*** TEXTO DE ORIGEM ***

Ford fecha fábrica na Bahia como parte da sua estratégia de reposicionamento no mercado
Artigo de Rafael Sales Rios
A decisão da Ford de encerrar suas atividades no Brasil é fruto de um conjunto de fatores internos e externos à companhia e consequência de uma nova estratégia para o negócio, do ponto de vista global. Este caso mostra como as montadoras já redesenharam suas políticas empresarias, mas falta o Brasil redesenhar suas políticas industriais.
Em janeiro de 2019, a Ford já havia anunciado alguns detalhes sobre o redesenho da empresa para lidar com o futuro do setor de transporte e mobilidade. O novo posicionamento da montadora no mercado mundial tem como estratégia focar nos segmentos de produtos de alto crescimento, veículos autônomos, serviços de mobilidade, aptidão operacional e cultura de alto desempenho
O objetivo principal da empresa é que o portfólio de produtos capturasse uma parte mais financeiramente saudável dos segmentos de mercado. De maneira concreta, a empresa decidiu por abandonar o segmento de carros de passeio nos EUA. O mercado norte-americano é o principal mercado consumidor da Ford, onde possui quase 14% de market-share e seus caminhões representam 51,3% de suas vendas, seguido dos modelos SUV, com 34,3% das vendas.
Para a América do Sul, a Ford anunciou que as ações para a região contemplariam a otimização direcionada aos pontos fortes da empresa, com foco na redução de custos estruturais e melhoria de eficiência. Tanto que, em 2018, houve uma redução de 20% no número de funcionários administrativos. Em termos de volume de vendas, destaca-se que o mercado sul-americano não é o principal mercado de atuação da Ford, por isso o foco em ser eficiente em custos é crucial para a manutenção de suas atividades.

***

OBJETIVO DO EXERCÍCIO | Segundo o texto sobre a Ford, de quanto foi a redução no número de funcionários administrativos em 2018?

*** LINHAS DE DADOS ***

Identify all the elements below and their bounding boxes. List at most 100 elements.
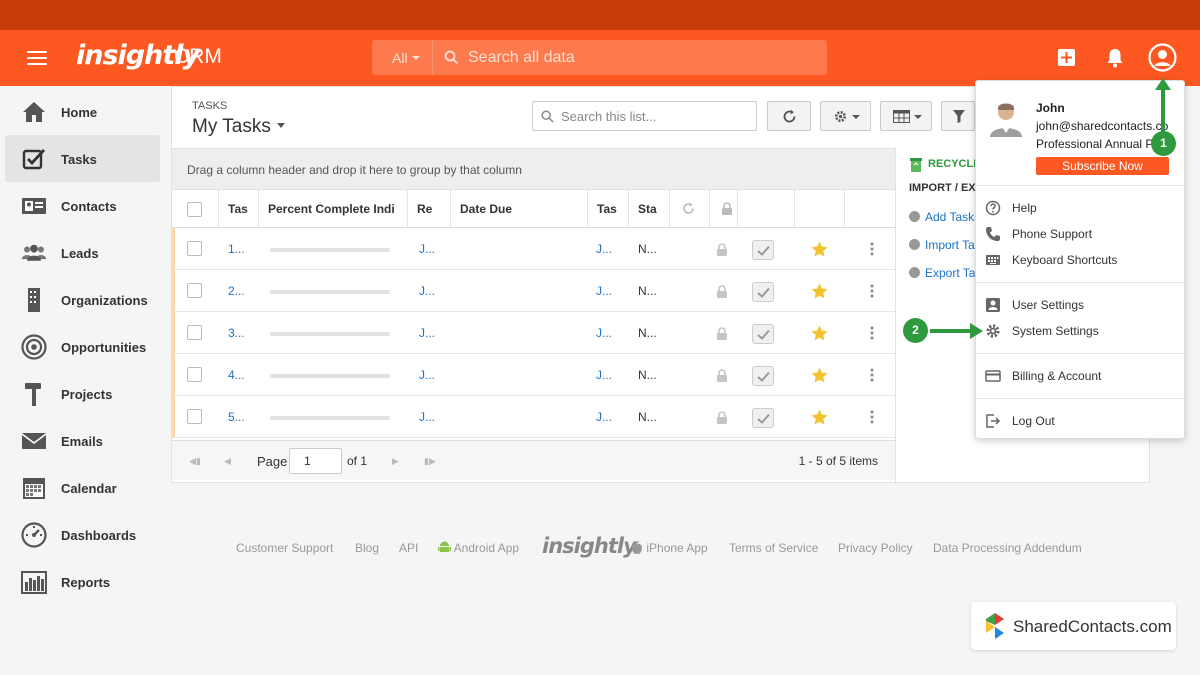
next-page-icon[interactable]: ▶ — [392, 456, 399, 467]
table-row[interactable]: 2... J... J... N... — [172, 270, 895, 312]
sidebar-item-tasks[interactable]: Tasks — [5, 135, 160, 182]
responsible-user-link[interactable]: J... — [419, 326, 435, 340]
table-row[interactable]: 3... J... J... N... — [172, 312, 895, 354]
first-page-icon[interactable]: ◀▮ — [189, 456, 201, 467]
sidebar-item-dashboards[interactable]: Dashboards — [5, 511, 160, 558]
task-owner-link[interactable]: J... — [596, 368, 612, 382]
import-tasks-link[interactable]: Import Ta — [909, 238, 975, 252]
completed-column-header[interactable] — [737, 190, 794, 228]
menu-item-user-settings[interactable]: User Settings — [976, 293, 1184, 317]
star-icon[interactable] — [811, 325, 828, 341]
row-checkbox[interactable] — [187, 241, 202, 256]
sidebar-item-reports[interactable]: Reports — [5, 558, 160, 605]
menu-item-help[interactable]: Help — [976, 196, 1184, 220]
menu-item-logout[interactable]: Log Out — [976, 409, 1184, 433]
sidebar-item-emails[interactable]: Emails — [5, 417, 160, 464]
column-header[interactable]: Date Due — [450, 190, 580, 228]
responsible-user-link[interactable]: J... — [419, 242, 435, 256]
page-number-input[interactable] — [289, 448, 342, 474]
footer-link-support[interactable]: Customer Support — [236, 541, 333, 555]
view-selector[interactable]: My Tasks — [192, 116, 285, 138]
global-search-input[interactable] — [468, 48, 808, 68]
filter-button[interactable] — [941, 101, 975, 131]
recycle-bin-link[interactable]: RECYCLE — [928, 158, 981, 170]
recurring-column-header[interactable] — [669, 190, 709, 228]
plus-square-icon[interactable] — [1057, 48, 1076, 67]
settings-dropdown-button[interactable] — [820, 101, 871, 131]
export-tasks-link[interactable]: Export Ta — [909, 266, 975, 280]
star-icon[interactable] — [811, 241, 828, 257]
star-icon[interactable] — [811, 367, 828, 383]
kebab-menu-icon[interactable] — [870, 284, 874, 298]
complete-task-button[interactable] — [752, 240, 774, 260]
complete-task-button[interactable] — [752, 366, 774, 386]
footer-insightly-logo[interactable]: insightly — [542, 534, 637, 558]
sidebar-item-contacts[interactable]: Contacts — [5, 182, 160, 229]
sidebar-item-home[interactable]: Home — [5, 88, 160, 135]
complete-task-button[interactable] — [752, 324, 774, 344]
sidebar-item-opportunities[interactable]: Opportunities — [5, 323, 160, 370]
task-name-link[interactable]: 1... — [228, 242, 245, 256]
list-search-input[interactable] — [561, 109, 751, 124]
column-header[interactable]: Tas — [587, 190, 627, 228]
star-icon[interactable] — [811, 283, 828, 299]
footer-link-privacy[interactable]: Privacy Policy — [838, 541, 913, 555]
responsible-user-link[interactable]: J... — [419, 410, 435, 424]
search-scope-dropdown[interactable]: All — [372, 40, 433, 75]
table-row[interactable]: 4... J... J... N... — [172, 354, 895, 396]
footer-link-terms[interactable]: Terms of Service — [729, 541, 818, 555]
task-name-link[interactable]: 4... — [228, 368, 245, 382]
task-owner-link[interactable]: J... — [596, 326, 612, 340]
column-header[interactable]: Sta — [628, 190, 666, 228]
sidebar-item-projects[interactable]: Projects — [5, 370, 160, 417]
complete-task-button[interactable] — [752, 408, 774, 428]
task-name-link[interactable]: 2... — [228, 284, 245, 298]
group-by-bar[interactable]: Drag a column header and drop it here to… — [172, 148, 895, 190]
kebab-menu-icon[interactable] — [870, 242, 874, 256]
last-page-icon[interactable]: ▮▶ — [424, 456, 436, 467]
menu-item-keyboard-shortcuts[interactable]: Keyboard Shortcuts — [976, 248, 1184, 272]
row-checkbox[interactable] — [187, 367, 202, 382]
sidebar-item-leads[interactable]: Leads — [5, 229, 160, 276]
sidebar-item-organizations[interactable]: Organizations — [5, 276, 160, 323]
footer-link-android[interactable]: Android App — [438, 541, 519, 555]
task-name-link[interactable]: 3... — [228, 326, 245, 340]
user-circle-icon[interactable] — [1148, 43, 1177, 72]
complete-task-button[interactable] — [752, 282, 774, 302]
menu-item-billing[interactable]: Billing & Account — [976, 364, 1184, 388]
table-row[interactable]: 1... J... J... N... — [172, 228, 895, 270]
task-name-link[interactable]: 5... — [228, 410, 245, 424]
sidebar-item-calendar[interactable]: Calendar — [5, 464, 160, 511]
select-all-checkbox[interactable] — [187, 202, 202, 217]
private-column-header[interactable] — [709, 190, 737, 228]
prev-page-icon[interactable]: ◀ — [224, 456, 231, 467]
row-checkbox[interactable] — [187, 325, 202, 340]
subscribe-now-button[interactable]: Subscribe Now — [1036, 157, 1169, 175]
responsible-user-link[interactable]: J... — [419, 368, 435, 382]
task-owner-link[interactable]: J... — [596, 410, 612, 424]
task-owner-link[interactable]: J... — [596, 284, 612, 298]
menu-item-phone-support[interactable]: Phone Support — [976, 222, 1184, 246]
refresh-button[interactable] — [767, 101, 811, 131]
hamburger-menu-icon[interactable] — [27, 51, 47, 65]
responsible-user-link[interactable]: J... — [419, 284, 435, 298]
footer-link-iphone[interactable]: iPhone App — [631, 541, 708, 555]
column-header[interactable]: Tas — [218, 190, 248, 228]
task-owner-link[interactable]: J... — [596, 242, 612, 256]
kebab-menu-icon[interactable] — [870, 368, 874, 382]
add-tasks-link[interactable]: Add Tasks — [909, 210, 980, 224]
footer-link-blog[interactable]: Blog — [355, 541, 379, 555]
column-header[interactable]: Percent Complete Indi — [258, 190, 404, 228]
footer-link-api[interactable]: API — [399, 541, 418, 555]
footer-link-dpa[interactable]: Data Processing Addendum — [933, 541, 1082, 555]
star-icon[interactable] — [811, 409, 828, 425]
column-header[interactable]: Re — [407, 190, 445, 228]
row-checkbox[interactable] — [187, 409, 202, 424]
kebab-menu-icon[interactable] — [870, 326, 874, 340]
bell-icon[interactable] — [1105, 47, 1125, 68]
table-row[interactable]: 5... J... J... N... — [172, 396, 895, 438]
columns-dropdown-button[interactable] — [880, 101, 932, 131]
row-checkbox[interactable] — [187, 283, 202, 298]
star-column-header[interactable] — [794, 190, 844, 228]
kebab-menu-icon[interactable] — [870, 410, 874, 424]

***

A RESPOSTA | A redução foi de 20%.